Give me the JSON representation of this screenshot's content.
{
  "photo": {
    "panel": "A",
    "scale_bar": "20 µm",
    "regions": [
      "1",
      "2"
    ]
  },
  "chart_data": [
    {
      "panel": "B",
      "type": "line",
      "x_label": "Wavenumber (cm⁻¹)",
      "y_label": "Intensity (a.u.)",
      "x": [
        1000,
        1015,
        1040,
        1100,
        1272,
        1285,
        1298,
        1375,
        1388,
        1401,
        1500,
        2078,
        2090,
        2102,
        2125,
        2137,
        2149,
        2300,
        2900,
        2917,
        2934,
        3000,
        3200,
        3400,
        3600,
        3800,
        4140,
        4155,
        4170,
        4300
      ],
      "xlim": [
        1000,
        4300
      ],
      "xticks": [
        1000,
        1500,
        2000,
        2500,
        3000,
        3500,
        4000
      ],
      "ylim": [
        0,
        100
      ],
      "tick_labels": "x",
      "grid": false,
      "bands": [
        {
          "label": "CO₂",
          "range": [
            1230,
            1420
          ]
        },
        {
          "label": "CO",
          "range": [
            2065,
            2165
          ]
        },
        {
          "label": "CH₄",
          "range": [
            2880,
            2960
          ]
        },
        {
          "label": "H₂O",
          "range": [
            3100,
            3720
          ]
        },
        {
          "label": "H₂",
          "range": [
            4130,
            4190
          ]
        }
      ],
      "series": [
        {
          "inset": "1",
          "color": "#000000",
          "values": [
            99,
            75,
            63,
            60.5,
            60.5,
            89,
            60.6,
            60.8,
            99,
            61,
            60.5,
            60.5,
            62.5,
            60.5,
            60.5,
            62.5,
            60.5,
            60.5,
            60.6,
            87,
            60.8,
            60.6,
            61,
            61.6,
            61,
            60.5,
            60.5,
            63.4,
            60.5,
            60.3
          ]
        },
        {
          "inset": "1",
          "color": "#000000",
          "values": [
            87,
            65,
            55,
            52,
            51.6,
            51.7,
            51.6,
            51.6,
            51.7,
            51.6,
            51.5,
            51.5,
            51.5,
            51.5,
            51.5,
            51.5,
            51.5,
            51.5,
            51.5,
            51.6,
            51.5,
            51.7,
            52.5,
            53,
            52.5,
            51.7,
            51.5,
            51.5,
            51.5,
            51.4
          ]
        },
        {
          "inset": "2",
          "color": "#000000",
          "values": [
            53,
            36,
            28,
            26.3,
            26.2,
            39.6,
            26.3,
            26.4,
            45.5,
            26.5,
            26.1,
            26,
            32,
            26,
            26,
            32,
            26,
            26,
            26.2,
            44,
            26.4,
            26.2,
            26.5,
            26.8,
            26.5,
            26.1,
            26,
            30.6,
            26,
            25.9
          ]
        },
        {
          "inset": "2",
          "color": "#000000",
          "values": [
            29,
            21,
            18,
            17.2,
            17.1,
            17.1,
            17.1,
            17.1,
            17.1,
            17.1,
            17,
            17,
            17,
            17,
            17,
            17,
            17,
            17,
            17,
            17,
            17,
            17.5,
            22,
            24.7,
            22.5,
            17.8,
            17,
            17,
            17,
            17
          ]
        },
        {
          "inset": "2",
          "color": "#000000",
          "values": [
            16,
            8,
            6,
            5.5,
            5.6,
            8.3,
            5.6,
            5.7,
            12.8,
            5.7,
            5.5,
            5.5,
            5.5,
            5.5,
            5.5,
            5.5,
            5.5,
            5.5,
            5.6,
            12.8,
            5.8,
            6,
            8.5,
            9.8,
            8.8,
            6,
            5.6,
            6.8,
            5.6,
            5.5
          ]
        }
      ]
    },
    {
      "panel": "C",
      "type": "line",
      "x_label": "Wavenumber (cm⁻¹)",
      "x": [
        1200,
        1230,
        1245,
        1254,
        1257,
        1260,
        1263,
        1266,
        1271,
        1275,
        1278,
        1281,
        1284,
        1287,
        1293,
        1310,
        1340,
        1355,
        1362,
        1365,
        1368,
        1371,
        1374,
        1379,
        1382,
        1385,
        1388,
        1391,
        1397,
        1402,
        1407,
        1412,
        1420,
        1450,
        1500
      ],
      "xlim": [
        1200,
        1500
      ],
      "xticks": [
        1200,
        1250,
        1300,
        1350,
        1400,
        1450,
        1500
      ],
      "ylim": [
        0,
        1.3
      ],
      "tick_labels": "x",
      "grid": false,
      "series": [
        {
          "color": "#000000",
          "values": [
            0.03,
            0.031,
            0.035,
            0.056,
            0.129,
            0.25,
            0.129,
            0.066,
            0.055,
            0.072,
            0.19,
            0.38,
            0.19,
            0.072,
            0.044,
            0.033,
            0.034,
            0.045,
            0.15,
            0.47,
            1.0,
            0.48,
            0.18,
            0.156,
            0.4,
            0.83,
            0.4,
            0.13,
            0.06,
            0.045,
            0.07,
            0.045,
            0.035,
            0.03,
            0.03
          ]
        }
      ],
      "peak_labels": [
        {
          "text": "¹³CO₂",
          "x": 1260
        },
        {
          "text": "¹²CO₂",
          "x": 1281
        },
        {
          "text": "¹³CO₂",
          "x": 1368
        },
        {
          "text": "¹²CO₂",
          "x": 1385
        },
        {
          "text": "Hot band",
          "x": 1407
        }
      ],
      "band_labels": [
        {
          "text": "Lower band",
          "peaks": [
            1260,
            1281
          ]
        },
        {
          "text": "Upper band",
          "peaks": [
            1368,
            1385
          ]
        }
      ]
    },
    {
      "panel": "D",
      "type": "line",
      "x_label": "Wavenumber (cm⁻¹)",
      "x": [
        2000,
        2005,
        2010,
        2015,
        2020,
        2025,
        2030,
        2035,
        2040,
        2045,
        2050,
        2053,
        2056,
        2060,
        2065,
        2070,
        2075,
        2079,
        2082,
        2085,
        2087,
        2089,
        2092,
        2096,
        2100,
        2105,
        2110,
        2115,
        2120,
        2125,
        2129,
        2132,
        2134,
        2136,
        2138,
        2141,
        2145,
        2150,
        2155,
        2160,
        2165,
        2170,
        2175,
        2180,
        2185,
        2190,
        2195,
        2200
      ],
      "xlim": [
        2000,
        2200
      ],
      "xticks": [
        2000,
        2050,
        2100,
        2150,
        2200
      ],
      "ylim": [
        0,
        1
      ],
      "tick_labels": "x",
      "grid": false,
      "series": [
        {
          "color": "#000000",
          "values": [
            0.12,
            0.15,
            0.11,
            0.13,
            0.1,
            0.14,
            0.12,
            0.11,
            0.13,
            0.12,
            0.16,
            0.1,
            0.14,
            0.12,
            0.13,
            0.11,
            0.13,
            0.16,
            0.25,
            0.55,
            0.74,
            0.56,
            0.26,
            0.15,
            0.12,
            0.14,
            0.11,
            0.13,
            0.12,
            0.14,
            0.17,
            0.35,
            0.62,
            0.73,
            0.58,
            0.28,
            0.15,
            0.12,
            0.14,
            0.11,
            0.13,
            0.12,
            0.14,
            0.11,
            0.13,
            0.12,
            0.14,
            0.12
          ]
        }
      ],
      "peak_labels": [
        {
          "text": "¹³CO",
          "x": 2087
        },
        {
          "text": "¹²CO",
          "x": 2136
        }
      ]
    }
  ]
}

Given task:
Give the entries once more, exactly as they appear.

Solved exercise:
Give me the JSON representation of this screenshot's content.
{
  "photo": {
    "panel": "A",
    "scale_bar": "20 µm",
    "regions": [
      "1",
      "2"
    ]
  },
  "chart_data": [
    {
      "panel": "B",
      "type": "line",
      "x_label": "Wavenumber (cm⁻¹)",
      "y_label": "Intensity (a.u.)",
      "x": [
        1000,
        1015,
        1040,
        1100,
        1272,
        1285,
        1298,
        1375,
        1388,
        1401,
        1500,
        2078,
        2090,
        2102,
        2125,
        2137,
        2149,
        2300,
        2900,
        2917,
        2934,
        3000,
        3200,
        3400,
        3600,
        3800,
        4140,
        4155,
        4170,
        4300
      ],
      "xlim": [
        1000,
        4300
      ],
      "xticks": [
        1000,
        1500,
        2000,
        2500,
        3000,
        3500,
        4000
      ],
      "ylim": [
        0,
        100
      ],
      "tick_labels": "x",
      "grid": false,
      "bands": [
        {
          "label": "CO₂",
          "range": [
            1230,
            1420
          ]
        },
        {
          "label": "CO",
          "range": [
            2065,
            2165
          ]
        },
        {
          "label": "CH₄",
          "range": [
            2880,
            2960
          ]
        },
        {
          "label": "H₂O",
          "range": [
            3100,
            3720
          ]
        },
        {
          "label": "H₂",
          "range": [
            4130,
            4190
          ]
        }
      ],
      "series": [
        {
          "inset": "1",
          "color": "#000000",
          "values": [
            99,
            75,
            63,
            60.5,
            60.5,
            89,
            60.6,
            60.8,
            99,
            61,
            60.5,
            60.5,
            62.5,
            60.5,
            60.5,
            62.5,
            60.5,
            60.5,
            60.6,
            87,
            60.8,
            60.6,
            61,
            61.6,
            61,
            60.5,
            60.5,
            63.4,
            60.5,
            60.3
          ]
        },
        {
          "inset": "1",
          "color": "#000000",
          "values": [
            87,
            65,
            55,
            52,
            51.6,
            51.7,
            51.6,
            51.6,
            51.7,
            51.6,
            51.5,
            51.5,
            51.5,
            51.5,
            51.5,
            51.5,
            51.5,
            51.5,
            51.5,
            51.6,
            51.5,
            51.7,
            52.5,
            53,
            52.5,
            51.7,
            51.5,
            51.5,
            51.5,
            51.4
          ]
        },
        {
          "inset": "2",
          "color": "#000000",
          "values": [
            53,
            36,
            28,
            26.3,
            26.2,
            39.6,
            26.3,
            26.4,
            45.5,
            26.5,
            26.1,
            26,
            32,
            26,
            26,
            32,
            26,
            26,
            26.2,
            44,
            26.4,
            26.2,
            26.5,
            26.8,
            26.5,
            26.1,
            26,
            30.6,
            26,
            25.9
          ]
        },
        {
          "inset": "2",
          "color": "#000000",
          "values": [
            29,
            21,
            18,
            17.2,
            17.1,
            17.1,
            17.1,
            17.1,
            17.1,
            17.1,
            17,
            17,
            17,
            17,
            17,
            17,
            17,
            17,
            17,
            17,
            17,
            17.5,
            22,
            24.7,
            22.5,
            17.8,
            17,
            17,
            17,
            17
          ]
        },
        {
          "inset": "2",
          "color": "#000000",
          "values": [
            16,
            8,
            6,
            5.5,
            5.6,
            8.3,
            5.6,
            5.7,
            12.8,
            5.7,
            5.5,
            5.5,
            5.5,
            5.5,
            5.5,
            5.5,
            5.5,
            5.5,
            5.6,
            12.8,
            5.8,
            6,
            8.5,
            9.8,
            8.8,
            6,
            5.6,
            6.8,
            5.6,
            5.5
          ]
        }
      ]
    },
    {
      "panel": "C",
      "type": "line",
      "x_label": "Wavenumber (cm⁻¹)",
      "x": [
        1200,
        1230,
        1245,
        1254,
        1257,
        1260,
        1263,
        1266,
        1271,
        1275,
        1278,
        1281,
        1284,
        1287,
        1293,
        1310,
        1340,
        1355,
        1362,
        1365,
        1368,
        1371,
        1374,
        1379,
        1382,
        1385,
        1388,
        1391,
        1397,
        1402,
        1407,
        1412,
        1420,
        1450,
        1500
      ],
      "xlim": [
        1200,
        1500
      ],
      "xticks": [
        1200,
        1250,
        1300,
        1350,
        1400,
        1450,
        1500
      ],
      "ylim": [
        0,
        1.3
      ],
      "tick_labels": "x",
      "grid": false,
      "series": [
        {
          "color": "#000000",
          "values": [
            0.03,
            0.031,
            0.035,
            0.056,
            0.129,
            0.25,
            0.129,
            0.066,
            0.055,
            0.072,
            0.19,
            0.38,
            0.19,
            0.072,
            0.044,
            0.033,
            0.034,
            0.045,
            0.15,
            0.47,
            1.0,
            0.48,
            0.18,
            0.156,
            0.4,
            0.83,
            0.4,
            0.13,
            0.06,
            0.045,
            0.07,
            0.045,
            0.035,
            0.03,
            0.03
          ]
        }
      ],
      "peak_labels": [
        {
          "text": "¹³CO₂",
          "x": 1260
        },
        {
          "text": "¹²CO₂",
          "x": 1281
        },
        {
          "text": "¹³CO₂",
          "x": 1368
        },
        {
          "text": "¹²CO₂",
          "x": 1385
        },
        {
          "text": "Hot band",
          "x": 1407
        }
      ],
      "band_labels": [
        {
          "text": "Lower band",
          "peaks": [
            1260,
            1281
          ]
        },
        {
          "text": "Upper band",
          "peaks": [
            1368,
            1385
          ]
        }
      ]
    },
    {
      "panel": "D",
      "type": "line",
      "x_label": "Wavenumber (cm⁻¹)",
      "x": [
        2000,
        2005,
        2010,
        2015,
        2020,
        2025,
        2030,
        2035,
        2040,
        2045,
        2050,
        2053,
        2056,
        2060,
        2065,
        2070,
        2075,
        2079,
        2082,
        2085,
        2087,
        2089,
        2092,
        2096,
        2100,
        2105,
        2110,
        2115,
        2120,
        2125,
        2129,
        2132,
        2134,
        2136,
        2138,
        2141,
        2145,
        2150,
        2155,
        2160,
        2165,
        2170,
        2175,
        2180,
        2185,
        2190,
        2195,
        2200
      ],
      "xlim": [
        2000,
        2200
      ],
      "xticks": [
        2000,
        2050,
        2100,
        2150,
        2200
      ],
      "ylim": [
        0,
        1
      ],
      "tick_labels": "x",
      "grid": false,
      "series": [
        {
          "color": "#000000",
          "values": [
            0.12,
            0.15,
            0.11,
            0.13,
            0.1,
            0.14,
            0.12,
            0.11,
            0.13,
            0.12,
            0.16,
            0.1,
            0.14,
            0.12,
            0.13,
            0.11,
            0.13,
            0.16,
            0.25,
            0.55,
            0.74,
            0.56,
            0.26,
            0.15,
            0.12,
            0.14,
            0.11,
            0.13,
            0.12,
            0.14,
            0.17,
            0.35,
            0.62,
            0.73,
            0.58,
            0.28,
            0.15,
            0.12,
            0.14,
            0.11,
            0.13,
            0.12,
            0.14,
            0.11,
            0.13,
            0.12,
            0.14,
            0.12
          ]
        }
      ],
      "peak_labels": [
        {
          "text": "¹³CO",
          "x": 2087
        },
        {
          "text": "¹²CO",
          "x": 2136
        }
      ]
    }
  ]
}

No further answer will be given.